Wherever "view" appears in a line, list that line.

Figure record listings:
++++++++++

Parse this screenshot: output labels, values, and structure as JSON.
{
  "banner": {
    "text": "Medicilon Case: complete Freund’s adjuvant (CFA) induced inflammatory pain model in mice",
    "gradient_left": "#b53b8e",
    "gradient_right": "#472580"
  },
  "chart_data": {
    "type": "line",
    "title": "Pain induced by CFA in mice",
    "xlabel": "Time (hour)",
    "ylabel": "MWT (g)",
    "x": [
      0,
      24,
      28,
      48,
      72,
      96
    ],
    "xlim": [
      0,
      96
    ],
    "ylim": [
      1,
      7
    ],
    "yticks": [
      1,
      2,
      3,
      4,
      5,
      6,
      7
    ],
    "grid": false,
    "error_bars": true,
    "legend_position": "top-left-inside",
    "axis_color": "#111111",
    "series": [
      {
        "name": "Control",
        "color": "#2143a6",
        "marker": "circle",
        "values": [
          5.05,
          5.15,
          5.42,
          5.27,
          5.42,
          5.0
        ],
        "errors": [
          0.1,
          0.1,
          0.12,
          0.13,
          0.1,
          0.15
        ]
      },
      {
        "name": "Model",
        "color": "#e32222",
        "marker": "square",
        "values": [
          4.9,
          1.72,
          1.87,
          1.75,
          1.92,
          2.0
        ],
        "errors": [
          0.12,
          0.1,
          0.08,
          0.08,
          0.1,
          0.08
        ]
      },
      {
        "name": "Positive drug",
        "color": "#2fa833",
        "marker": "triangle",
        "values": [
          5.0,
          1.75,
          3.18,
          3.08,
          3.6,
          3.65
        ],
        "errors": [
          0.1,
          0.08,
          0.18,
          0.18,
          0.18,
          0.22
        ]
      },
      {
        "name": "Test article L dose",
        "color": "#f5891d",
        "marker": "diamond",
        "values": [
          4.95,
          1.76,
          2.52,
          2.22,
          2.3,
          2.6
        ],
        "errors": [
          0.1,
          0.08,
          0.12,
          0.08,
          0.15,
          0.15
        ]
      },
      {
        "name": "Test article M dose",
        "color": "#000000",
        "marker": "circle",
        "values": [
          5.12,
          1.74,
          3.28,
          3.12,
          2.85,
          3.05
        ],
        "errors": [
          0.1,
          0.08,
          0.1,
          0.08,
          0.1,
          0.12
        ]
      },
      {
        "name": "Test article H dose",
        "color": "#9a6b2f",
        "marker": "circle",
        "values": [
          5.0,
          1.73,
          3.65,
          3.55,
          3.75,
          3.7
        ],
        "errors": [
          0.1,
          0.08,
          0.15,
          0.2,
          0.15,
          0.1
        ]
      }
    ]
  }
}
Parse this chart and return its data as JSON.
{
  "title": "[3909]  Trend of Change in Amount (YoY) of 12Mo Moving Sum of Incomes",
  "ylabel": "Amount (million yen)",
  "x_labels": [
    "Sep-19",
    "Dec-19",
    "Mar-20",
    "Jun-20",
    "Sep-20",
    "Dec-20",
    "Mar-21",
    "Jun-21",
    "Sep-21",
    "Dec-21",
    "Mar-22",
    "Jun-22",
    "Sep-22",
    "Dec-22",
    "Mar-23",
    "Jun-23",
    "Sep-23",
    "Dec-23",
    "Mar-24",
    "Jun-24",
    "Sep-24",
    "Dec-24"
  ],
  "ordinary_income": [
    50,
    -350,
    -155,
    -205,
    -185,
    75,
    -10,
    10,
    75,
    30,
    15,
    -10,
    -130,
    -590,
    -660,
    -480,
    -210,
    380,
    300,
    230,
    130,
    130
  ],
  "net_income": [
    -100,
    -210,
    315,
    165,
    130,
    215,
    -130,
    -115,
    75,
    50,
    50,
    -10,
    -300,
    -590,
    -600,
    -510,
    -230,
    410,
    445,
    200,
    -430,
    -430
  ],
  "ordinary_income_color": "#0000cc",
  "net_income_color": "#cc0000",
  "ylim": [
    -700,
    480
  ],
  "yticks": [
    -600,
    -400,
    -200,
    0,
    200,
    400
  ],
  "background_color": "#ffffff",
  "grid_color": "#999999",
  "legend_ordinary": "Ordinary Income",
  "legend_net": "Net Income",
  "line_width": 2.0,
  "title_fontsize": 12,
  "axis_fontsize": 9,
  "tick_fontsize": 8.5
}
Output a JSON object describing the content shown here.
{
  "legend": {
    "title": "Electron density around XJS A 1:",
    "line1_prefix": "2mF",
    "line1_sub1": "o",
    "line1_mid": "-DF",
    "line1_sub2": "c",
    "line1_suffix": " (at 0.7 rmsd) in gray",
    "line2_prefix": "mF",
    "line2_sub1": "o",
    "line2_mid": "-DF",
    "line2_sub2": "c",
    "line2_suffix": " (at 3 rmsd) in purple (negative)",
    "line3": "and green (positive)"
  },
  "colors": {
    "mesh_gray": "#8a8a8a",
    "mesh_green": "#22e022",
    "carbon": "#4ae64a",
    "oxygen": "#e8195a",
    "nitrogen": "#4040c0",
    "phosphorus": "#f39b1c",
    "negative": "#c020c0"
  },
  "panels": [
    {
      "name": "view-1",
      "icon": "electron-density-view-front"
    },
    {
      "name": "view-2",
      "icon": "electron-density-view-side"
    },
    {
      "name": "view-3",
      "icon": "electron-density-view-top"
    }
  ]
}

++++++++++

SOLUTION TO THIS TASK:
      "name": "view-1",
      "icon": "electron-density-view-front"
      "name": "view-2",
      "icon": "electron-density-view-side"
      "name": "view-3",
      "icon": "electron-density-view-top"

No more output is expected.